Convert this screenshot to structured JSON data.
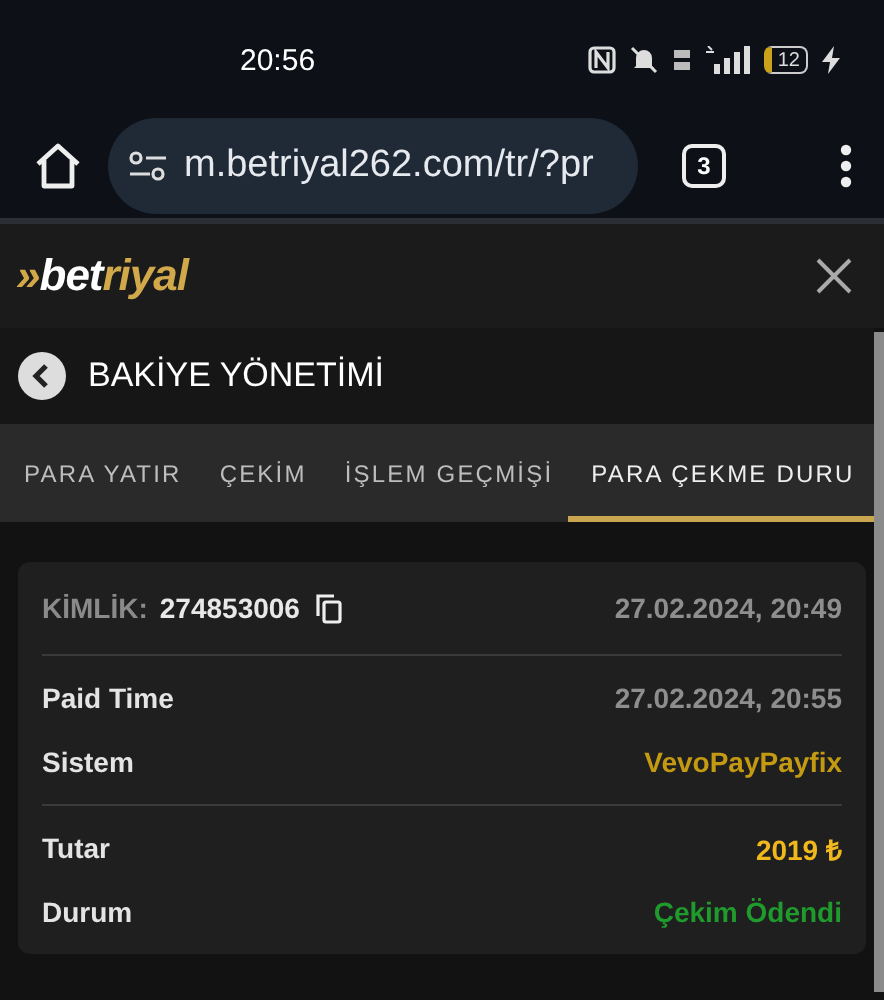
{
  "status_bar": {
    "time": "20:56",
    "battery": "12"
  },
  "browser": {
    "url": "m.betriyal262.com/tr/?pr",
    "tab_count": "3"
  },
  "header": {
    "logo": {
      "mark": "»",
      "first": "bet",
      "second": "riyal"
    }
  },
  "page": {
    "title": "BAKİYE YÖNETİMİ"
  },
  "tabs": [
    {
      "label": "PARA YATIR",
      "selected": false
    },
    {
      "label": "ÇEKİM",
      "selected": false
    },
    {
      "label": "İŞLEM GEÇMİŞİ",
      "selected": false
    },
    {
      "label": "PARA ÇEKME DURU",
      "selected": true
    }
  ],
  "record": {
    "id_label": "KİMLİK:",
    "id_value": "274853006",
    "created": "27.02.2024, 20:49",
    "sections": [
      [
        {
          "label": "Paid Time",
          "value": "27.02.2024, 20:55",
          "color": "#8e8e8e"
        },
        {
          "label": "Sistem",
          "value": "VevoPayPayfix",
          "color": "#c49a12"
        }
      ],
      [
        {
          "label": "Tutar",
          "value": "2019 ₺",
          "color": "#f0b81c"
        },
        {
          "label": "Durum",
          "value": "Çekim Ödendi",
          "color": "#1f9a2c"
        }
      ]
    ]
  }
}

********

> [Given instruction]
Pictures are excluded; repeat every record exactly.

> [Task response]
Convert this screenshot to structured JSON data.
{
  "status_bar": {
    "time": "20:56",
    "battery": "12"
  },
  "browser": {
    "url": "m.betriyal262.com/tr/?pr",
    "tab_count": "3"
  },
  "header": {
    "logo": {
      "mark": "»",
      "first": "bet",
      "second": "riyal"
    }
  },
  "page": {
    "title": "BAKİYE YÖNETİMİ"
  },
  "tabs": [
    {
      "label": "PARA YATIR",
      "selected": false
    },
    {
      "label": "ÇEKİM",
      "selected": false
    },
    {
      "label": "İŞLEM GEÇMİŞİ",
      "selected": false
    },
    {
      "label": "PARA ÇEKME DURU",
      "selected": true
    }
  ],
  "record": {
    "id_label": "KİMLİK:",
    "id_value": "274853006",
    "created": "27.02.2024, 20:49",
    "sections": [
      [
        {
          "label": "Paid Time",
          "value": "27.02.2024, 20:55",
          "color": "#8e8e8e"
        },
        {
          "label": "Sistem",
          "value": "VevoPayPayfix",
          "color": "#c49a12"
        }
      ],
      [
        {
          "label": "Tutar",
          "value": "2019 ₺",
          "color": "#f0b81c"
        },
        {
          "label": "Durum",
          "value": "Çekim Ödendi",
          "color": "#1f9a2c"
        }
      ]
    ]
  }
}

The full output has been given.